**WORK INSTRUCTIONS:** Gather up the lines with the word "China" in them.

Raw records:
┄┄┄┄┄┄┄┄┄┄┄┄┄┄┄┄┄┄┄┄

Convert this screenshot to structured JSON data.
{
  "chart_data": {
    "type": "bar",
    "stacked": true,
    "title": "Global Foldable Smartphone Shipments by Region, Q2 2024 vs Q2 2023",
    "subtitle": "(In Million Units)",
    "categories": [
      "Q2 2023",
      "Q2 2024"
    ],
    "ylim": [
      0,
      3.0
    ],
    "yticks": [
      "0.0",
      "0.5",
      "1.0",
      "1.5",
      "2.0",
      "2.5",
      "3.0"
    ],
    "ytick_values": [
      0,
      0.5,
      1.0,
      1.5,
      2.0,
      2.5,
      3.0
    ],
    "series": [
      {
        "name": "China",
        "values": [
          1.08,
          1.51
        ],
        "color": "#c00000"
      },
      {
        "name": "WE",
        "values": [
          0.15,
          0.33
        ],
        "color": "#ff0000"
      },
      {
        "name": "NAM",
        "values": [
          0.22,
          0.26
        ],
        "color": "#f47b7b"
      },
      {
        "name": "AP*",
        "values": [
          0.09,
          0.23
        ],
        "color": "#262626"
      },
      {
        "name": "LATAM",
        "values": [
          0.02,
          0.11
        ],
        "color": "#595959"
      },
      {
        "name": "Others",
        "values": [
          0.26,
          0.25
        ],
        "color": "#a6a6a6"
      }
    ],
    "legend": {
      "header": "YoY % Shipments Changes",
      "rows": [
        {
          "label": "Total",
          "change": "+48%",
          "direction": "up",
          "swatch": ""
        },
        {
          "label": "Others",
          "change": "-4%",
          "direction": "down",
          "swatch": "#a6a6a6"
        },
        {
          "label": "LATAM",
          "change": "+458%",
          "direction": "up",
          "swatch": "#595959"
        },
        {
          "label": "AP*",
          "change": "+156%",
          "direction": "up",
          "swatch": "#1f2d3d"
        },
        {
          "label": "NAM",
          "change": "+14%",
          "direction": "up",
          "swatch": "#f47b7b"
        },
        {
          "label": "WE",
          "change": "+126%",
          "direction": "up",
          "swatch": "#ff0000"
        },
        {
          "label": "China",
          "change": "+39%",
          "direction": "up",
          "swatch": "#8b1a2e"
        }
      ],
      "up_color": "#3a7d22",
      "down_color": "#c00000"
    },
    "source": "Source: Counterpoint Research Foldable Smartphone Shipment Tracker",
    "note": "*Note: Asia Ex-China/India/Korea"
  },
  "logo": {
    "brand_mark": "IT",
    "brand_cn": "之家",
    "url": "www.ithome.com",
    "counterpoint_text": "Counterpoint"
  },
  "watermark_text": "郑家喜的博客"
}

┄┄┄┄┄┄┄┄┄┄┄┄┄┄┄┄┄┄┄┄

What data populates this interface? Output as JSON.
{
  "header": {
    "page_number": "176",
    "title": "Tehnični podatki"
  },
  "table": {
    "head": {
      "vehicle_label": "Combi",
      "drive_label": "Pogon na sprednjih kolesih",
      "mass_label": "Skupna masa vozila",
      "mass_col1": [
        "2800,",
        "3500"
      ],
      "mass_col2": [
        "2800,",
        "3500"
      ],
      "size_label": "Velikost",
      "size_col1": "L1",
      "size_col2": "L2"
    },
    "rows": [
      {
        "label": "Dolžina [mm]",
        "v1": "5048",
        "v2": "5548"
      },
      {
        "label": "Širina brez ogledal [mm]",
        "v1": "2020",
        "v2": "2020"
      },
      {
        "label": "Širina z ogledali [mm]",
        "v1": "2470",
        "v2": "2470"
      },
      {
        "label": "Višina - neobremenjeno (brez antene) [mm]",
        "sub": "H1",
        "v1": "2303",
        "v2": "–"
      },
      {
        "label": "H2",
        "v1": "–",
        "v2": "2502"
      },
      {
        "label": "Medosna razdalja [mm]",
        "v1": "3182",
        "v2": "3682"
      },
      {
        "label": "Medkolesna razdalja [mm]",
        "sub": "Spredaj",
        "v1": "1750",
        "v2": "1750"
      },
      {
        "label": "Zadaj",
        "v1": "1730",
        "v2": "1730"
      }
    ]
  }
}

┄┄┄┄┄┄┄┄┄┄┄┄┄┄┄┄┄┄┄┄

**FINAL RESULT:**
        "name": "China",
          "label": "China",
    "note": "*Note: Asia Ex-China/India/Korea"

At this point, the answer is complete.